### CHALLENGE
Reproduce the listing below line for line, word for word, leaving out the pictures.

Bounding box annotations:

====

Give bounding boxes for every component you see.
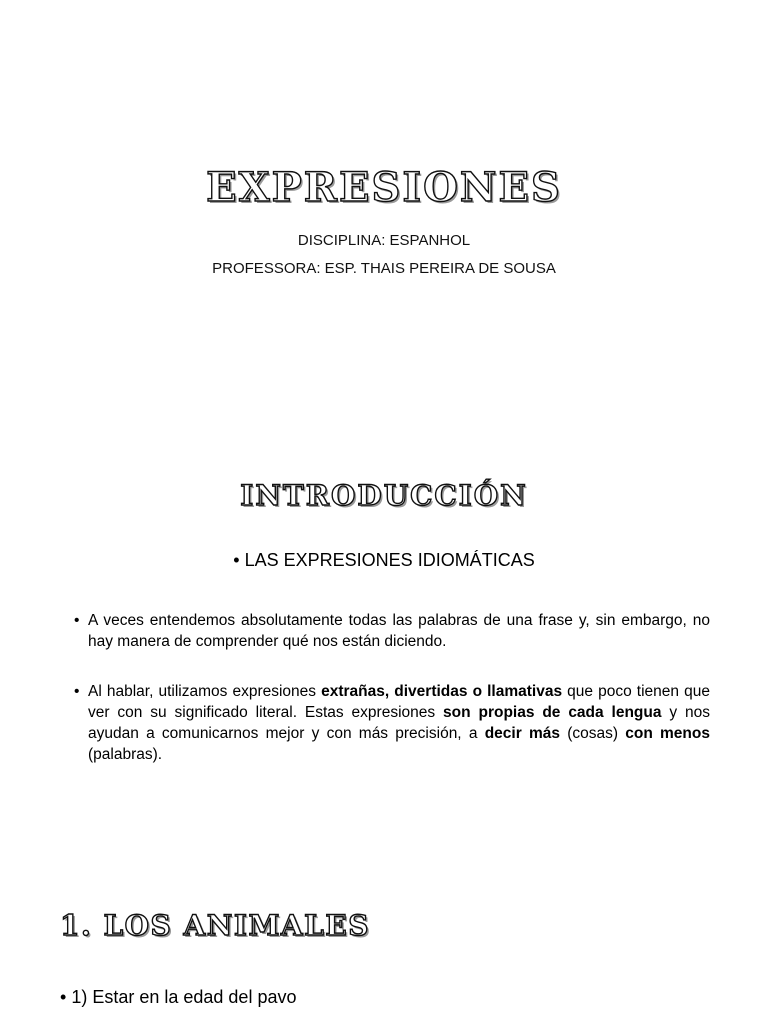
paragraph-2-bold-4: con menos	[625, 725, 710, 742]
paragraph-2-text-4: (cosas)	[559, 725, 626, 742]
paragraph-2-bold-1: extrañas, divertidas o llamativas	[321, 683, 563, 700]
paragraph-2-bold-3: decir más	[484, 725, 560, 742]
bullet-icon: •	[60, 987, 67, 1007]
bullet-text: LAS EXPRESIONES IDIOMÁTICAS	[244, 550, 535, 570]
paragraph-1-text: A veces entendemos absolutamente todas las palabras de una frase y, sin embargo, no hay manera de comprender qué nos están diciendo.	[88, 612, 710, 650]
discipline-subtitle: DISCIPLINA: ESPANHOL	[297, 232, 471, 249]
introduction-title: INTRODUCCIÓN	[240, 479, 528, 512]
paragraph-2-text-3: y nos ayudan a comunicarnos mejor y con más precisión, a	[88, 704, 710, 742]
paragraph-2-text-5: (palabras).	[88, 746, 163, 763]
paragraph-2	[74, 681, 710, 765]
idiomatic-expressions-bullet	[0, 550, 768, 571]
teacher-subtitle: PROFESSORA: ESP. THAIS PEREIRA DE SOUSA	[212, 260, 556, 277]
list-item-text: 1) Estar en la edad del pavo	[71, 987, 297, 1007]
paragraph-2-bold-2: son propias de cada lengua	[443, 704, 662, 721]
paragraph-2-text-1: Al hablar, utilizamos expresiones	[88, 683, 322, 700]
bullet-icon: •	[74, 612, 80, 629]
introduction-slide	[0, 300, 768, 860]
bullet-icon: •	[74, 683, 80, 700]
bullet-icon: •	[233, 550, 240, 570]
presentation-title: EXPRESIONES	[206, 164, 562, 211]
paragraph-1	[74, 610, 710, 652]
title-slide	[0, 0, 768, 300]
animals-title: 1. LOS ANIMALES	[60, 909, 370, 942]
list-item	[60, 987, 296, 1008]
paragraph-2-text-2: que poco tienen que ver con su significado literal. Estas expresiones	[88, 683, 710, 721]
animals-slide	[0, 860, 768, 1024]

====

### THE OUTPUT
Give bounding boxes for every component you see.
paragraph-2-bold-4: con menos	[625, 725, 710, 742]
paragraph-2-text-4: (cosas)	[559, 725, 626, 742]
paragraph-2-bold-1: extrañas, divertidas o llamativas	[321, 683, 563, 700]
paragraph-2-bold-3: decir más	[484, 725, 560, 742]
bullet-icon: •	[60, 987, 67, 1007]
bullet-text: LAS EXPRESIONES IDIOMÁTICAS	[244, 550, 535, 570]
paragraph-1-text: A veces entendemos absolutamente todas las palabras de una frase y, sin embargo, no hay manera de comprender qué nos están diciendo.	[88, 612, 710, 650]
discipline-subtitle: DISCIPLINA: ESPANHOL	[297, 232, 471, 249]
introduction-title: INTRODUCCIÓN	[240, 479, 528, 512]
paragraph-2-text-3: y nos ayudan a comunicarnos mejor y con más precisión, a	[88, 704, 710, 742]
paragraph-2-text-5: (palabras).	[88, 746, 163, 763]
paragraph-2	[74, 681, 710, 765]
idiomatic-expressions-bullet	[0, 550, 768, 571]
teacher-subtitle: PROFESSORA: ESP. THAIS PEREIRA DE SOUSA	[212, 260, 556, 277]
list-item-text: 1) Estar en la edad del pavo	[71, 987, 297, 1007]
paragraph-2-bold-2: son propias de cada lengua	[443, 704, 662, 721]
paragraph-2-text-1: Al hablar, utilizamos expresiones	[88, 683, 322, 700]
bullet-icon: •	[74, 612, 80, 629]
introduction-slide	[0, 300, 768, 860]
bullet-icon: •	[74, 683, 80, 700]
bullet-icon: •	[233, 550, 240, 570]
presentation-title: EXPRESIONES	[206, 164, 562, 211]
paragraph-1	[74, 610, 710, 652]
title-slide	[0, 0, 768, 300]
animals-title: 1. LOS ANIMALES	[60, 909, 370, 942]
list-item	[60, 987, 296, 1008]
paragraph-2-text-2: que poco tienen que ver con su significado literal. Estas expresiones	[88, 683, 710, 721]
animals-slide	[0, 860, 768, 1024]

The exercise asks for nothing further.